> **RECORDS FOR THE EXERCISE**:

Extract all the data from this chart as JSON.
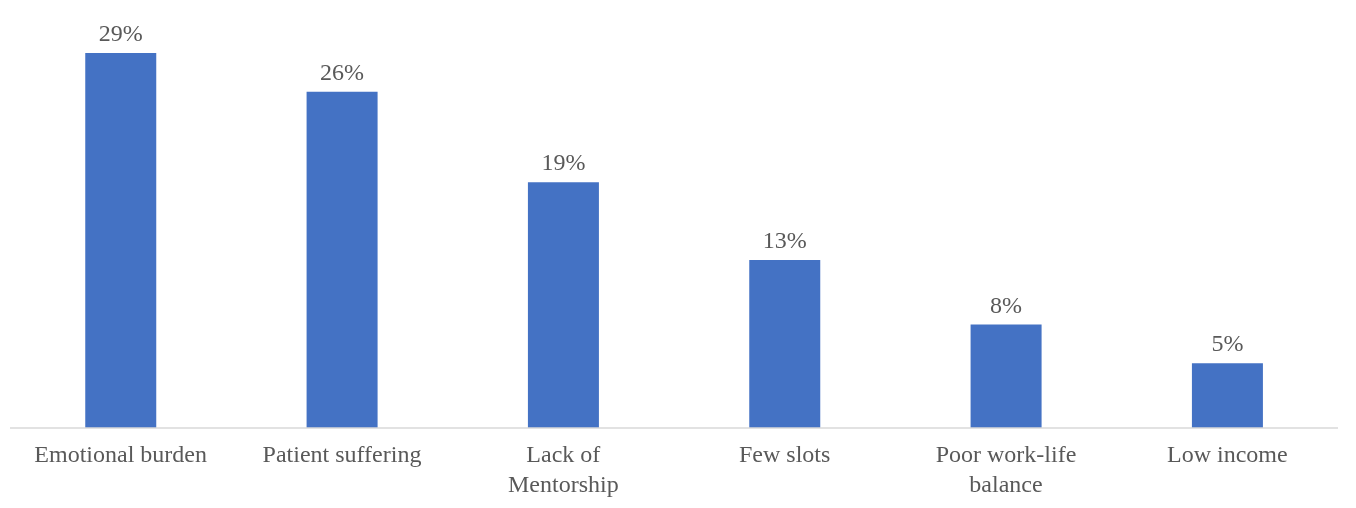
{
  "chart_data": {
    "type": "bar",
    "categories": [
      "Emotional burden",
      "Patient suffering",
      "Lack of Mentorship",
      "Few slots",
      "Poor work-life balance",
      "Low income"
    ],
    "values": [
      29,
      26,
      19,
      13,
      8,
      5
    ],
    "value_labels": [
      "29%",
      "26%",
      "19%",
      "13%",
      "8%",
      "5%"
    ],
    "color": "#4472c4",
    "grid": false,
    "legend": false
  }
}
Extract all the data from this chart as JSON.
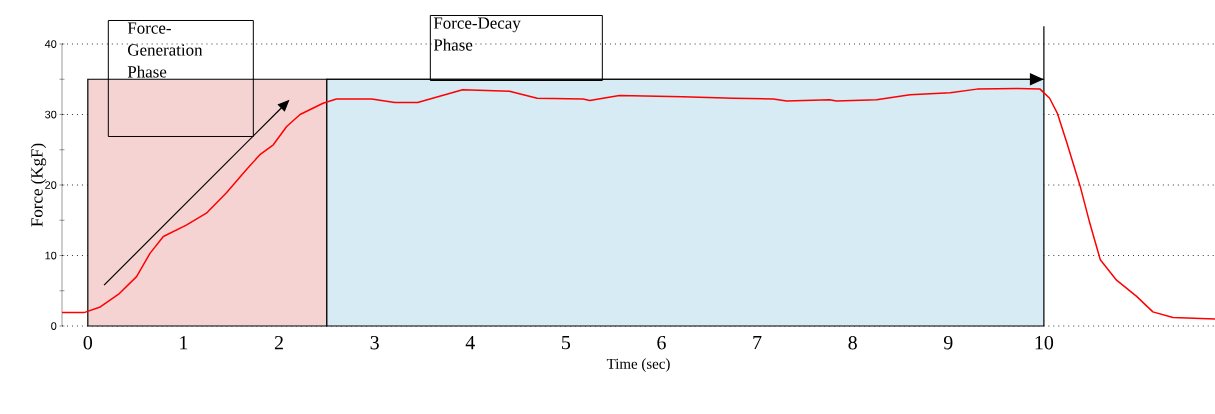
{
  "chart_data": {
    "type": "line",
    "xlabel": "Time (sec)",
    "ylabel": "Force (KgF)",
    "xlim": [
      -0.27,
      11.79
    ],
    "ylim": [
      0,
      40
    ],
    "xticks": [
      0,
      1,
      2,
      3,
      4,
      5,
      6,
      7,
      8,
      9,
      10
    ],
    "yticks": [
      0,
      {
        "value": 5,
        "label": null
      },
      10,
      {
        "value": 15,
        "label": null
      },
      20,
      {
        "value": 25,
        "label": null
      },
      30,
      {
        "value": 35,
        "label": null
      },
      40
    ],
    "grid": "y",
    "marker": "none",
    "line_style": "solid",
    "bands": [
      {
        "axis": "x",
        "from": 0,
        "to": 2.5,
        "label": "Force-Generation Phase",
        "color": "#f5d3d3"
      },
      {
        "axis": "x",
        "from": 2.5,
        "to": 10,
        "label": "Force-Decay Phase",
        "color": "#d6ebf4"
      }
    ],
    "series": [
      {
        "color": "#ff0000",
        "x": [
          -0.27,
          -0.04,
          0.13,
          0.33,
          0.51,
          0.65,
          0.79,
          1.03,
          1.24,
          1.45,
          1.66,
          1.8,
          1.94,
          2.08,
          2.22,
          2.46,
          2.6,
          2.97,
          3.21,
          3.45,
          3.68,
          3.92,
          4.17,
          4.41,
          4.7,
          5.18,
          5.25,
          5.56,
          6.22,
          6.75,
          7.17,
          7.31,
          7.76,
          7.83,
          8.25,
          8.6,
          9.02,
          9.3,
          9.72,
          9.96,
          10.06,
          10.14,
          10.24,
          10.38,
          10.48,
          10.59,
          10.76,
          10.97,
          11.14,
          11.35,
          11.79
        ],
        "values": [
          1.9,
          1.9,
          2.7,
          4.6,
          7.0,
          10.3,
          12.7,
          14.3,
          16.0,
          18.9,
          22.2,
          24.3,
          25.7,
          28.3,
          30.0,
          31.6,
          32.2,
          32.2,
          31.7,
          31.7,
          32.6,
          33.5,
          33.4,
          33.3,
          32.3,
          32.2,
          32.0,
          32.7,
          32.5,
          32.3,
          32.2,
          31.9,
          32.1,
          31.9,
          32.1,
          32.8,
          33.1,
          33.6,
          33.7,
          33.6,
          32.3,
          30.2,
          26.0,
          19.8,
          14.6,
          9.4,
          6.5,
          4.2,
          2.0,
          1.2,
          1.0
        ]
      }
    ]
  }
}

> **WHAT IS EXPECTED**: Retype the whole listing, keeping every line identical and omitting all pictures.

> **REPLY**:
Extract all the data from this chart as JSON.
{
  "chart_data": {
    "type": "bar",
    "categories": [
      "Emotional burden",
      "Patient suffering",
      "Lack of Mentorship",
      "Few slots",
      "Poor work-life balance",
      "Low income"
    ],
    "values": [
      29,
      26,
      19,
      13,
      8,
      5
    ],
    "value_labels": [
      "29%",
      "26%",
      "19%",
      "13%",
      "8%",
      "5%"
    ],
    "color": "#4472c4",
    "grid": false,
    "legend": false
  }
}
Extract all the data from this chart as JSON.
{
  "chart_data": {
    "type": "line",
    "xlabel": "Time (sec)",
    "ylabel": "Force (KgF)",
    "xlim": [
      -0.27,
      11.79
    ],
    "ylim": [
      0,
      40
    ],
    "xticks": [
      0,
      1,
      2,
      3,
      4,
      5,
      6,
      7,
      8,
      9,
      10
    ],
    "yticks": [
      0,
      {
        "value": 5,
        "label": null
      },
      10,
      {
        "value": 15,
        "label": null
      },
      20,
      {
        "value": 25,
        "label": null
      },
      30,
      {
        "value": 35,
        "label": null
      },
      40
    ],
    "grid": "y",
    "marker": "none",
    "line_style": "solid",
    "bands": [
      {
        "axis": "x",
        "from": 0,
        "to": 2.5,
        "label": "Force-Generation Phase",
        "color": "#f5d3d3"
      },
      {
        "axis": "x",
        "from": 2.5,
        "to": 10,
        "label": "Force-Decay Phase",
        "color": "#d6ebf4"
      }
    ],
    "series": [
      {
        "color": "#ff0000",
        "x": [
          -0.27,
          -0.04,
          0.13,
          0.33,
          0.51,
          0.65,
          0.79,
          1.03,
          1.24,
          1.45,
          1.66,
          1.8,
          1.94,
          2.08,
          2.22,
          2.46,
          2.6,
          2.97,
          3.21,
          3.45,
          3.68,
          3.92,
          4.17,
          4.41,
          4.7,
          5.18,
          5.25,
          5.56,
          6.22,
          6.75,
          7.17,
          7.31,
          7.76,
          7.83,
          8.25,
          8.6,
          9.02,
          9.3,
          9.72,
          9.96,
          10.06,
          10.14,
          10.24,
          10.38,
          10.48,
          10.59,
          10.76,
          10.97,
          11.14,
          11.35,
          11.79
        ],
        "values": [
          1.9,
          1.9,
          2.7,
          4.6,
          7.0,
          10.3,
          12.7,
          14.3,
          16.0,
          18.9,
          22.2,
          24.3,
          25.7,
          28.3,
          30.0,
          31.6,
          32.2,
          32.2,
          31.7,
          31.7,
          32.6,
          33.5,
          33.4,
          33.3,
          32.3,
          32.2,
          32.0,
          32.7,
          32.5,
          32.3,
          32.2,
          31.9,
          32.1,
          31.9,
          32.1,
          32.8,
          33.1,
          33.6,
          33.7,
          33.6,
          32.3,
          30.2,
          26.0,
          19.8,
          14.6,
          9.4,
          6.5,
          4.2,
          2.0,
          1.2,
          1.0
        ]
      }
    ]
  }
}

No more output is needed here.